> **WHAT YOU HAVE TO DO**: Please write out the complete listing that follows, exactly as it reads.

(Dataset rows)
·····

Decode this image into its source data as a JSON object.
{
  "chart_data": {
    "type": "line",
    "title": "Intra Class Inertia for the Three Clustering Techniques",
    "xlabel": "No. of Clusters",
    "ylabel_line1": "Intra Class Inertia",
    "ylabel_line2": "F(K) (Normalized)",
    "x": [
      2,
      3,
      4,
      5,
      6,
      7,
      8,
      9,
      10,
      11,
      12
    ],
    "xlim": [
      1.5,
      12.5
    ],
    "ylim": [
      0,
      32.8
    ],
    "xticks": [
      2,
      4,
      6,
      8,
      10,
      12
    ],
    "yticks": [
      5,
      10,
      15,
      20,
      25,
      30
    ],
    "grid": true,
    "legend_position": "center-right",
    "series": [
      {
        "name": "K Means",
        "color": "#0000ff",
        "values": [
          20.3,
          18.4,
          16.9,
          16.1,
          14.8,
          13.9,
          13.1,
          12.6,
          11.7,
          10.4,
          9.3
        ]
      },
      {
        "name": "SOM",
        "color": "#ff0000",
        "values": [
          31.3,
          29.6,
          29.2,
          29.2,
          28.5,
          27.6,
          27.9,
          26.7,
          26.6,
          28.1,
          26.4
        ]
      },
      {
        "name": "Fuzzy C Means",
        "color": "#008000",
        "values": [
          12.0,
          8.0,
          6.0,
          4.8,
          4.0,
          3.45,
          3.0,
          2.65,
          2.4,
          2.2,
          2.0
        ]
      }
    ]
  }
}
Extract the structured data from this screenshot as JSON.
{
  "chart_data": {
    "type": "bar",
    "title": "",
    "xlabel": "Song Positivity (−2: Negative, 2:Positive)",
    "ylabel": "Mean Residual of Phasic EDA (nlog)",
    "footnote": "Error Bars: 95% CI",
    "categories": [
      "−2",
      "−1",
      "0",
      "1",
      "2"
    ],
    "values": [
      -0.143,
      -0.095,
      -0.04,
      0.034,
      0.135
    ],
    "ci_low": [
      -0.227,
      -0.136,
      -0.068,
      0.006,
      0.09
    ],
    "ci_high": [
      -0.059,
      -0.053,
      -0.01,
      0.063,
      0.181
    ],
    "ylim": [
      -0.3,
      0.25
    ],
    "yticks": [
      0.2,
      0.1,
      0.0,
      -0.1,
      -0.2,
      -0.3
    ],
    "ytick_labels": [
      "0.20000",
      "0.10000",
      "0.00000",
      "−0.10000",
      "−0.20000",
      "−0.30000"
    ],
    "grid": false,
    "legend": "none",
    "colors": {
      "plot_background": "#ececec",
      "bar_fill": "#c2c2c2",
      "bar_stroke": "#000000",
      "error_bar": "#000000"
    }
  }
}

·····

> **RESULT FOR THIS EXERCISE**:
Decode this image into its source data as a JSON object.
{
  "chart_data": {
    "type": "line",
    "title": "Intra Class Inertia for the Three Clustering Techniques",
    "xlabel": "No. of Clusters",
    "ylabel_line1": "Intra Class Inertia",
    "ylabel_line2": "F(K) (Normalized)",
    "x": [
      2,
      3,
      4,
      5,
      6,
      7,
      8,
      9,
      10,
      11,
      12
    ],
    "xlim": [
      1.5,
      12.5
    ],
    "ylim": [
      0,
      32.8
    ],
    "xticks": [
      2,
      4,
      6,
      8,
      10,
      12
    ],
    "yticks": [
      5,
      10,
      15,
      20,
      25,
      30
    ],
    "grid": true,
    "legend_position": "center-right",
    "series": [
      {
        "name": "K Means",
        "color": "#0000ff",
        "values": [
          20.3,
          18.4,
          16.9,
          16.1,
          14.8,
          13.9,
          13.1,
          12.6,
          11.7,
          10.4,
          9.3
        ]
      },
      {
        "name": "SOM",
        "color": "#ff0000",
        "values": [
          31.3,
          29.6,
          29.2,
          29.2,
          28.5,
          27.6,
          27.9,
          26.7,
          26.6,
          28.1,
          26.4
        ]
      },
      {
        "name": "Fuzzy C Means",
        "color": "#008000",
        "values": [
          12.0,
          8.0,
          6.0,
          4.8,
          4.0,
          3.45,
          3.0,
          2.65,
          2.4,
          2.2,
          2.0
        ]
      }
    ]
  }
}
Extract the structured data from this screenshot as JSON.
{
  "chart_data": {
    "type": "bar",
    "title": "",
    "xlabel": "Song Positivity (−2: Negative, 2:Positive)",
    "ylabel": "Mean Residual of Phasic EDA (nlog)",
    "footnote": "Error Bars: 95% CI",
    "categories": [
      "−2",
      "−1",
      "0",
      "1",
      "2"
    ],
    "values": [
      -0.143,
      -0.095,
      -0.04,
      0.034,
      0.135
    ],
    "ci_low": [
      -0.227,
      -0.136,
      -0.068,
      0.006,
      0.09
    ],
    "ci_high": [
      -0.059,
      -0.053,
      -0.01,
      0.063,
      0.181
    ],
    "ylim": [
      -0.3,
      0.25
    ],
    "yticks": [
      0.2,
      0.1,
      0.0,
      -0.1,
      -0.2,
      -0.3
    ],
    "ytick_labels": [
      "0.20000",
      "0.10000",
      "0.00000",
      "−0.10000",
      "−0.20000",
      "−0.30000"
    ],
    "grid": false,
    "legend": "none",
    "colors": {
      "plot_background": "#ececec",
      "bar_fill": "#c2c2c2",
      "bar_stroke": "#000000",
      "error_bar": "#000000"
    }
  }
}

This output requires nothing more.